┌─ Material for the task

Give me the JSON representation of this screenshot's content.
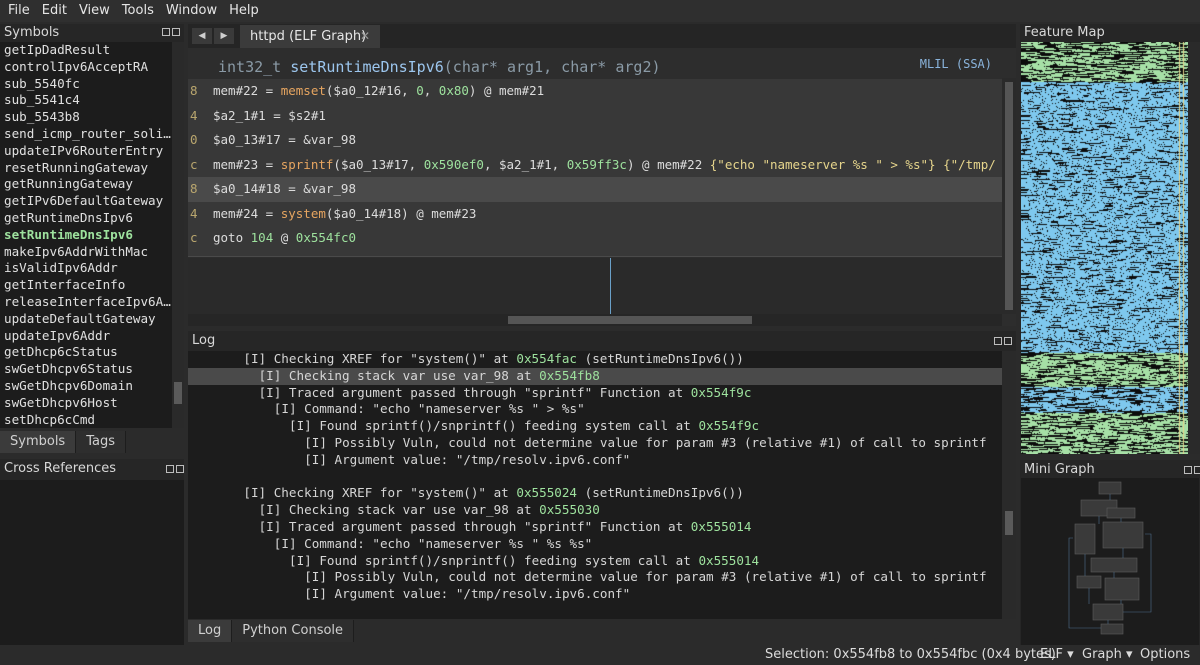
{
  "menu": [
    "File",
    "Edit",
    "View",
    "Tools",
    "Window",
    "Help"
  ],
  "symbols": {
    "title": "Symbols",
    "items": [
      "getIpDadResult",
      "controlIpv6AcceptRA",
      "sub_5540fc",
      "sub_5541c4",
      "sub_5543b8",
      "send_icmp_router_soli…",
      "updateIPv6RouterEntry",
      "resetRunningGateway",
      "getRunningGateway",
      "getIPv6DefaultGateway",
      "getRuntimeDnsIpv6",
      "setRuntimeDnsIpv6",
      "makeIpv6AddrWithMac",
      "isValidIpv6Addr",
      "getInterfaceInfo",
      "releaseInterfaceIpv6A…",
      "updateDefaultGateway",
      "updateIpv6Addr",
      "getDhcp6cStatus",
      "swGetDhcpv6Status",
      "swGetDhcpv6Domain",
      "swGetDhcpv6Host",
      "setDhcp6cCmd"
    ],
    "active": "setRuntimeDnsIpv6",
    "tabs": [
      "Symbols",
      "Tags"
    ]
  },
  "xrefs": {
    "title": "Cross References"
  },
  "tabbar": {
    "back": "◀",
    "forward": "▶",
    "doc_tab": "httpd (ELF Graph)",
    "close": "✕"
  },
  "graph": {
    "sig_prefix": "int32_t ",
    "sig_name": "setRuntimeDnsIpv6",
    "sig_args": "(char* arg1, char* arg2)",
    "il_label": "MLIL (SSA)",
    "lines": [
      {
        "gutter": "8",
        "parts": [
          [
            "t",
            "mem#22 = "
          ],
          [
            "fn",
            "memset"
          ],
          [
            "t",
            "($a0_12#16, "
          ],
          [
            "num",
            "0"
          ],
          [
            "t",
            ", "
          ],
          [
            "num",
            "0x80"
          ],
          [
            "t",
            ") @ mem#21"
          ]
        ]
      },
      {
        "gutter": "4",
        "parts": [
          [
            "t",
            "$a2_1#1 = $s2#1"
          ]
        ]
      },
      {
        "gutter": "0",
        "parts": [
          [
            "t",
            "$a0_13#17 = &var_98"
          ]
        ]
      },
      {
        "gutter": "c",
        "parts": [
          [
            "t",
            "mem#23 = "
          ],
          [
            "fn",
            "sprintf"
          ],
          [
            "t",
            "($a0_13#17, "
          ],
          [
            "num",
            "0x590ef0"
          ],
          [
            "t",
            ", $a2_1#1, "
          ],
          [
            "num",
            "0x59ff3c"
          ],
          [
            "t",
            ") @ mem#22  "
          ],
          [
            "str",
            "{\"echo \"nameserver %s \" > %s\"}"
          ],
          [
            "t",
            "  "
          ],
          [
            "str",
            "{\"/tmp/"
          ]
        ]
      },
      {
        "gutter": "8",
        "parts": [
          [
            "t",
            "$a0_14#18 = &var_98"
          ]
        ]
      },
      {
        "gutter": "4",
        "parts": [
          [
            "t",
            "mem#24 = "
          ],
          [
            "fn",
            "system"
          ],
          [
            "t",
            "($a0_14#18) @ mem#23"
          ]
        ]
      },
      {
        "gutter": "c",
        "parts": [
          [
            "t",
            "goto "
          ],
          [
            "num",
            "104"
          ],
          [
            "t",
            " @ "
          ],
          [
            "num",
            "0x554fc0"
          ]
        ]
      }
    ],
    "highlighted_line": 4
  },
  "log": {
    "title": "Log",
    "lines": [
      {
        "indent": 4,
        "text": "[I] Checking XREF for \"system()\" at ",
        "addr": "0x554fac",
        "tail": " (setRuntimeDnsIpv6())"
      },
      {
        "indent": 6,
        "text": "[I] Checking stack var use var_98 at ",
        "addr": "0x554fb8",
        "tail": ""
      },
      {
        "indent": 6,
        "text": "[I] Traced argument passed through \"sprintf\" Function at ",
        "addr": "0x554f9c",
        "tail": ""
      },
      {
        "indent": 8,
        "text": "[I] Command: \"echo \"nameserver %s \" > %s\"",
        "addr": "",
        "tail": ""
      },
      {
        "indent": 10,
        "text": "[I] Found sprintf()/snprintf() feeding system call at ",
        "addr": "0x554f9c",
        "tail": ""
      },
      {
        "indent": 12,
        "text": "[I] Possibly Vuln, could not determine value for param #3 (relative #1) of call to sprintf",
        "addr": "",
        "tail": ""
      },
      {
        "indent": 12,
        "text": "[I] Argument value: \"/tmp/resolv.ipv6.conf\"",
        "addr": "",
        "tail": ""
      },
      {
        "indent": 0,
        "text": "",
        "addr": "",
        "tail": ""
      },
      {
        "indent": 4,
        "text": "[I] Checking XREF for \"system()\" at ",
        "addr": "0x555024",
        "tail": " (setRuntimeDnsIpv6())"
      },
      {
        "indent": 6,
        "text": "[I] Checking stack var use var_98 at ",
        "addr": "0x555030",
        "tail": ""
      },
      {
        "indent": 6,
        "text": "[I] Traced argument passed through \"sprintf\" Function at ",
        "addr": "0x555014",
        "tail": ""
      },
      {
        "indent": 8,
        "text": "[I] Command: \"echo \"nameserver %s \" %s %s\"",
        "addr": "",
        "tail": ""
      },
      {
        "indent": 10,
        "text": "[I] Found sprintf()/snprintf() feeding system call at ",
        "addr": "0x555014",
        "tail": ""
      },
      {
        "indent": 12,
        "text": "[I] Possibly Vuln, could not determine value for param #3 (relative #1) of call to sprintf",
        "addr": "",
        "tail": ""
      },
      {
        "indent": 12,
        "text": "[I] Argument value: \"/tmp/resolv.ipv6.conf\"",
        "addr": "",
        "tail": ""
      }
    ],
    "highlighted_line": 1,
    "tabs": [
      "Log",
      "Python Console"
    ]
  },
  "feature_map": {
    "title": "Feature Map"
  },
  "mini_graph": {
    "title": "Mini Graph"
  },
  "status": {
    "selection": "Selection: 0x554fb8 to 0x554fbc (0x4 bytes)",
    "elf": "ELF ▾",
    "graph": "Graph ▾",
    "options": "Options ▾"
  },
  "colors": {
    "background": "#2b2b2b",
    "panel": "#1c1c1c",
    "address": "#9ee29e",
    "function_call": "#e6a560",
    "string": "#e6d58c",
    "feature_code": "#7ec8ee",
    "feature_data": "#a6e0a6"
  }
}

└─

• Stated problem
Every record must be copied exactly, with the pictures left out.

• Solution to the problem
Give me the JSON representation of this screenshot's content.
{
  "menu": [
    "File",
    "Edit",
    "View",
    "Tools",
    "Window",
    "Help"
  ],
  "symbols": {
    "title": "Symbols",
    "items": [
      "getIpDadResult",
      "controlIpv6AcceptRA",
      "sub_5540fc",
      "sub_5541c4",
      "sub_5543b8",
      "send_icmp_router_soli…",
      "updateIPv6RouterEntry",
      "resetRunningGateway",
      "getRunningGateway",
      "getIPv6DefaultGateway",
      "getRuntimeDnsIpv6",
      "setRuntimeDnsIpv6",
      "makeIpv6AddrWithMac",
      "isValidIpv6Addr",
      "getInterfaceInfo",
      "releaseInterfaceIpv6A…",
      "updateDefaultGateway",
      "updateIpv6Addr",
      "getDhcp6cStatus",
      "swGetDhcpv6Status",
      "swGetDhcpv6Domain",
      "swGetDhcpv6Host",
      "setDhcp6cCmd"
    ],
    "active": "setRuntimeDnsIpv6",
    "tabs": [
      "Symbols",
      "Tags"
    ]
  },
  "xrefs": {
    "title": "Cross References"
  },
  "tabbar": {
    "back": "◀",
    "forward": "▶",
    "doc_tab": "httpd (ELF Graph)",
    "close": "✕"
  },
  "graph": {
    "sig_prefix": "int32_t ",
    "sig_name": "setRuntimeDnsIpv6",
    "sig_args": "(char* arg1, char* arg2)",
    "il_label": "MLIL (SSA)",
    "lines": [
      {
        "gutter": "8",
        "parts": [
          [
            "t",
            "mem#22 = "
          ],
          [
            "fn",
            "memset"
          ],
          [
            "t",
            "($a0_12#16, "
          ],
          [
            "num",
            "0"
          ],
          [
            "t",
            ", "
          ],
          [
            "num",
            "0x80"
          ],
          [
            "t",
            ") @ mem#21"
          ]
        ]
      },
      {
        "gutter": "4",
        "parts": [
          [
            "t",
            "$a2_1#1 = $s2#1"
          ]
        ]
      },
      {
        "gutter": "0",
        "parts": [
          [
            "t",
            "$a0_13#17 = &var_98"
          ]
        ]
      },
      {
        "gutter": "c",
        "parts": [
          [
            "t",
            "mem#23 = "
          ],
          [
            "fn",
            "sprintf"
          ],
          [
            "t",
            "($a0_13#17, "
          ],
          [
            "num",
            "0x590ef0"
          ],
          [
            "t",
            ", $a2_1#1, "
          ],
          [
            "num",
            "0x59ff3c"
          ],
          [
            "t",
            ") @ mem#22  "
          ],
          [
            "str",
            "{\"echo \"nameserver %s \" > %s\"}"
          ],
          [
            "t",
            "  "
          ],
          [
            "str",
            "{\"/tmp/"
          ]
        ]
      },
      {
        "gutter": "8",
        "parts": [
          [
            "t",
            "$a0_14#18 = &var_98"
          ]
        ]
      },
      {
        "gutter": "4",
        "parts": [
          [
            "t",
            "mem#24 = "
          ],
          [
            "fn",
            "system"
          ],
          [
            "t",
            "($a0_14#18) @ mem#23"
          ]
        ]
      },
      {
        "gutter": "c",
        "parts": [
          [
            "t",
            "goto "
          ],
          [
            "num",
            "104"
          ],
          [
            "t",
            " @ "
          ],
          [
            "num",
            "0x554fc0"
          ]
        ]
      }
    ],
    "highlighted_line": 4
  },
  "log": {
    "title": "Log",
    "lines": [
      {
        "indent": 4,
        "text": "[I] Checking XREF for \"system()\" at ",
        "addr": "0x554fac",
        "tail": " (setRuntimeDnsIpv6())"
      },
      {
        "indent": 6,
        "text": "[I] Checking stack var use var_98 at ",
        "addr": "0x554fb8",
        "tail": ""
      },
      {
        "indent": 6,
        "text": "[I] Traced argument passed through \"sprintf\" Function at ",
        "addr": "0x554f9c",
        "tail": ""
      },
      {
        "indent": 8,
        "text": "[I] Command: \"echo \"nameserver %s \" > %s\"",
        "addr": "",
        "tail": ""
      },
      {
        "indent": 10,
        "text": "[I] Found sprintf()/snprintf() feeding system call at ",
        "addr": "0x554f9c",
        "tail": ""
      },
      {
        "indent": 12,
        "text": "[I] Possibly Vuln, could not determine value for param #3 (relative #1) of call to sprintf",
        "addr": "",
        "tail": ""
      },
      {
        "indent": 12,
        "text": "[I] Argument value: \"/tmp/resolv.ipv6.conf\"",
        "addr": "",
        "tail": ""
      },
      {
        "indent": 0,
        "text": "",
        "addr": "",
        "tail": ""
      },
      {
        "indent": 4,
        "text": "[I] Checking XREF for \"system()\" at ",
        "addr": "0x555024",
        "tail": " (setRuntimeDnsIpv6())"
      },
      {
        "indent": 6,
        "text": "[I] Checking stack var use var_98 at ",
        "addr": "0x555030",
        "tail": ""
      },
      {
        "indent": 6,
        "text": "[I] Traced argument passed through \"sprintf\" Function at ",
        "addr": "0x555014",
        "tail": ""
      },
      {
        "indent": 8,
        "text": "[I] Command: \"echo \"nameserver %s \" %s %s\"",
        "addr": "",
        "tail": ""
      },
      {
        "indent": 10,
        "text": "[I] Found sprintf()/snprintf() feeding system call at ",
        "addr": "0x555014",
        "tail": ""
      },
      {
        "indent": 12,
        "text": "[I] Possibly Vuln, could not determine value for param #3 (relative #1) of call to sprintf",
        "addr": "",
        "tail": ""
      },
      {
        "indent": 12,
        "text": "[I] Argument value: \"/tmp/resolv.ipv6.conf\"",
        "addr": "",
        "tail": ""
      }
    ],
    "highlighted_line": 1,
    "tabs": [
      "Log",
      "Python Console"
    ]
  },
  "feature_map": {
    "title": "Feature Map"
  },
  "mini_graph": {
    "title": "Mini Graph"
  },
  "status": {
    "selection": "Selection: 0x554fb8 to 0x554fbc (0x4 bytes)",
    "elf": "ELF ▾",
    "graph": "Graph ▾",
    "options": "Options ▾"
  },
  "colors": {
    "background": "#2b2b2b",
    "panel": "#1c1c1c",
    "address": "#9ee29e",
    "function_call": "#e6a560",
    "string": "#e6d58c",
    "feature_code": "#7ec8ee",
    "feature_data": "#a6e0a6"
  }
}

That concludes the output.